[A block of data]
***
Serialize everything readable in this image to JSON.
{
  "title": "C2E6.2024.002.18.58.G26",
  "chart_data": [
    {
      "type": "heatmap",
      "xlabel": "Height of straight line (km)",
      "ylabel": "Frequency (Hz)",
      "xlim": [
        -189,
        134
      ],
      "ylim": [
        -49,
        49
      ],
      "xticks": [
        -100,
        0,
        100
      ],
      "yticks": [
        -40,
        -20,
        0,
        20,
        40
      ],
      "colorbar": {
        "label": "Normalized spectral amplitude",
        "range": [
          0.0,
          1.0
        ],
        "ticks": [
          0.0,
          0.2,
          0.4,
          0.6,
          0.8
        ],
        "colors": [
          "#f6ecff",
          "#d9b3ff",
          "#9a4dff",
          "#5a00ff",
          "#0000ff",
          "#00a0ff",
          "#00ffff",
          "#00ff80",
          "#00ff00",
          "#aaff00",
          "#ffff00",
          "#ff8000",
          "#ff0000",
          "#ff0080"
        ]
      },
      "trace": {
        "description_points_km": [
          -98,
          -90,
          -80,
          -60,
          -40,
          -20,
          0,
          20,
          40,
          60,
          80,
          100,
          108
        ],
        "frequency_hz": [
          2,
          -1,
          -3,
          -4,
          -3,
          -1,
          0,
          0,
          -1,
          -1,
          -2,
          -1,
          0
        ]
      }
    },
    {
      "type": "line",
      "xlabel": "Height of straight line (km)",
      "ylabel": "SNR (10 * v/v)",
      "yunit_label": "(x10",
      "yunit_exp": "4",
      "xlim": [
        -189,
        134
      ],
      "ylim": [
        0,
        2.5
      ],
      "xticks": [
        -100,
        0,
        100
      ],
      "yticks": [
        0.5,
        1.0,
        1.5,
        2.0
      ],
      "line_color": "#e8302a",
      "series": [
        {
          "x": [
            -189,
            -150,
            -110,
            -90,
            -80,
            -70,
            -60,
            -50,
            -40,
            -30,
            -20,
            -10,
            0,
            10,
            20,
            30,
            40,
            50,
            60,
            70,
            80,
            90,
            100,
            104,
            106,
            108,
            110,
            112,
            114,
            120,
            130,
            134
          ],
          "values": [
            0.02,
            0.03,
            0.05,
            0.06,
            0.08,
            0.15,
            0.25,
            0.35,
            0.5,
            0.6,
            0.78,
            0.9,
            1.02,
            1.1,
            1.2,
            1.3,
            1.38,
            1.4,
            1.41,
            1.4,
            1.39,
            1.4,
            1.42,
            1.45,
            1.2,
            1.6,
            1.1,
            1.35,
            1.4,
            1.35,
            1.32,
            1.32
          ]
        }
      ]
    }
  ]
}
***
> _Objective_
Search the records for the string "ylabel" and return every line in which it occurs.

> _Final result_
      "ylabel": "Frequency (Hz)",
      "ylabel": "SNR (10 * v/v)",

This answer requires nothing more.